++++ Provided records

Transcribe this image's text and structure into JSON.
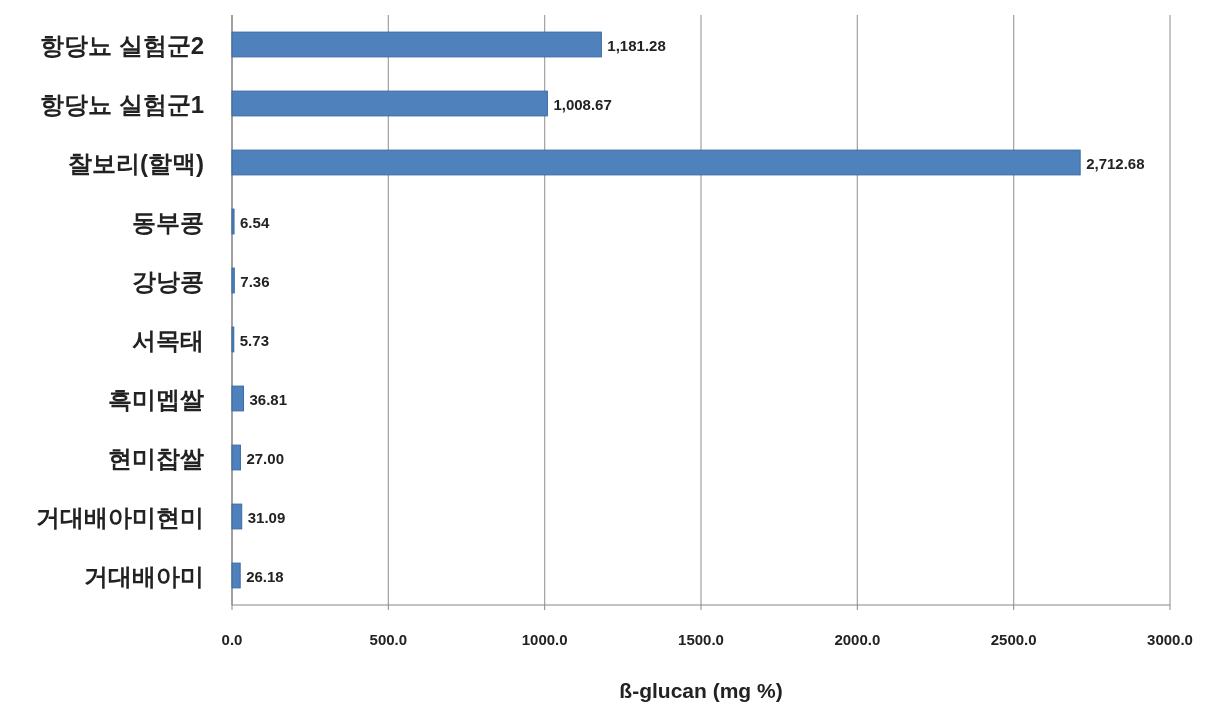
{
  "chart_data": {
    "type": "bar",
    "orientation": "horizontal",
    "xlabel": "ß-glucan (mg %)",
    "categories": [
      "항당뇨 실험군2",
      "항당뇨 실험군1",
      "찰보리(할맥)",
      "동부콩",
      "강낭콩",
      "서목태",
      "흑미멥쌀",
      "현미찹쌀",
      "거대배아미현미",
      "거대배아미"
    ],
    "values": [
      1181.28,
      1008.67,
      2712.68,
      6.54,
      7.36,
      5.73,
      36.81,
      27.0,
      31.09,
      26.18
    ],
    "value_labels": [
      "1,181.28",
      "1,008.67",
      "2,712.68",
      "6.54",
      "7.36",
      "5.73",
      "36.81",
      "27.00",
      "31.09",
      "26.18"
    ],
    "color": "#4f81bd",
    "xlim": [
      0,
      3000
    ],
    "xticks": [
      {
        "value": 0,
        "label": "0.0"
      },
      {
        "value": 500,
        "label": "500.0"
      },
      {
        "value": 1000,
        "label": "1000.0"
      },
      {
        "value": 1500,
        "label": "1500.0"
      },
      {
        "value": 2000,
        "label": "2000.0"
      },
      {
        "value": 2500,
        "label": "2500.0"
      },
      {
        "value": 3000,
        "label": "3000.0"
      }
    ],
    "grid": "x"
  }
}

++++++++

- [Exercise brief]:
Restate each line of the records exactly; pictures do not belong in the copy.

- [The result]:
Transcribe this image's text and structure into JSON.
{
  "chart_data": {
    "type": "bar",
    "orientation": "horizontal",
    "xlabel": "ß-glucan (mg %)",
    "categories": [
      "항당뇨 실험군2",
      "항당뇨 실험군1",
      "찰보리(할맥)",
      "동부콩",
      "강낭콩",
      "서목태",
      "흑미멥쌀",
      "현미찹쌀",
      "거대배아미현미",
      "거대배아미"
    ],
    "values": [
      1181.28,
      1008.67,
      2712.68,
      6.54,
      7.36,
      5.73,
      36.81,
      27.0,
      31.09,
      26.18
    ],
    "value_labels": [
      "1,181.28",
      "1,008.67",
      "2,712.68",
      "6.54",
      "7.36",
      "5.73",
      "36.81",
      "27.00",
      "31.09",
      "26.18"
    ],
    "color": "#4f81bd",
    "xlim": [
      0,
      3000
    ],
    "xticks": [
      {
        "value": 0,
        "label": "0.0"
      },
      {
        "value": 500,
        "label": "500.0"
      },
      {
        "value": 1000,
        "label": "1000.0"
      },
      {
        "value": 1500,
        "label": "1500.0"
      },
      {
        "value": 2000,
        "label": "2000.0"
      },
      {
        "value": 2500,
        "label": "2500.0"
      },
      {
        "value": 3000,
        "label": "3000.0"
      }
    ],
    "grid": "x"
  }
}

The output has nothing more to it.